TASK BRIEF: Give the data again, word for word.

-------- RECORDS SHOWN

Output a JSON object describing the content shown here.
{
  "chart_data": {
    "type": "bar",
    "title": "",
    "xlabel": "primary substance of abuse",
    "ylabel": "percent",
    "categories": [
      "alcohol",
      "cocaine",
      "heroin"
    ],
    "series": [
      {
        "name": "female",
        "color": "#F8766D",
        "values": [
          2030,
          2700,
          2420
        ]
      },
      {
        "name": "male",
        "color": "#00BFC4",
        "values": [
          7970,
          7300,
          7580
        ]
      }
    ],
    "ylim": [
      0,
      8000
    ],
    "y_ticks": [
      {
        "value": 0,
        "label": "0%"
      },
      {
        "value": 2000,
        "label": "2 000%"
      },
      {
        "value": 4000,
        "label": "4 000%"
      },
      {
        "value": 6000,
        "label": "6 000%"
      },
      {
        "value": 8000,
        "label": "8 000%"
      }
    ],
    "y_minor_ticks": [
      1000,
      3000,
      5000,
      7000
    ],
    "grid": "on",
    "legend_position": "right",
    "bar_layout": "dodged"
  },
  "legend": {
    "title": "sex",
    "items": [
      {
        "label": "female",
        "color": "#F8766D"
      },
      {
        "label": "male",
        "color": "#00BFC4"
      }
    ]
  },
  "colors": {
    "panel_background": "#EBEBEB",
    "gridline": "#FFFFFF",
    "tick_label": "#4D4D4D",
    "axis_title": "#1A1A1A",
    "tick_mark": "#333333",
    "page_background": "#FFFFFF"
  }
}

----------------

CORRECT ANSWER:
Output a JSON object describing the content shown here.
{
  "chart_data": {
    "type": "bar",
    "title": "",
    "xlabel": "primary substance of abuse",
    "ylabel": "percent",
    "categories": [
      "alcohol",
      "cocaine",
      "heroin"
    ],
    "series": [
      {
        "name": "female",
        "color": "#F8766D",
        "values": [
          2030,
          2700,
          2420
        ]
      },
      {
        "name": "male",
        "color": "#00BFC4",
        "values": [
          7970,
          7300,
          7580
        ]
      }
    ],
    "ylim": [
      0,
      8000
    ],
    "y_ticks": [
      {
        "value": 0,
        "label": "0%"
      },
      {
        "value": 2000,
        "label": "2 000%"
      },
      {
        "value": 4000,
        "label": "4 000%"
      },
      {
        "value": 6000,
        "label": "6 000%"
      },
      {
        "value": 8000,
        "label": "8 000%"
      }
    ],
    "y_minor_ticks": [
      1000,
      3000,
      5000,
      7000
    ],
    "grid": "on",
    "legend_position": "right",
    "bar_layout": "dodged"
  },
  "legend": {
    "title": "sex",
    "items": [
      {
        "label": "female",
        "color": "#F8766D"
      },
      {
        "label": "male",
        "color": "#00BFC4"
      }
    ]
  },
  "colors": {
    "panel_background": "#EBEBEB",
    "gridline": "#FFFFFF",
    "tick_label": "#4D4D4D",
    "axis_title": "#1A1A1A",
    "tick_mark": "#333333",
    "page_background": "#FFFFFF"
  }
}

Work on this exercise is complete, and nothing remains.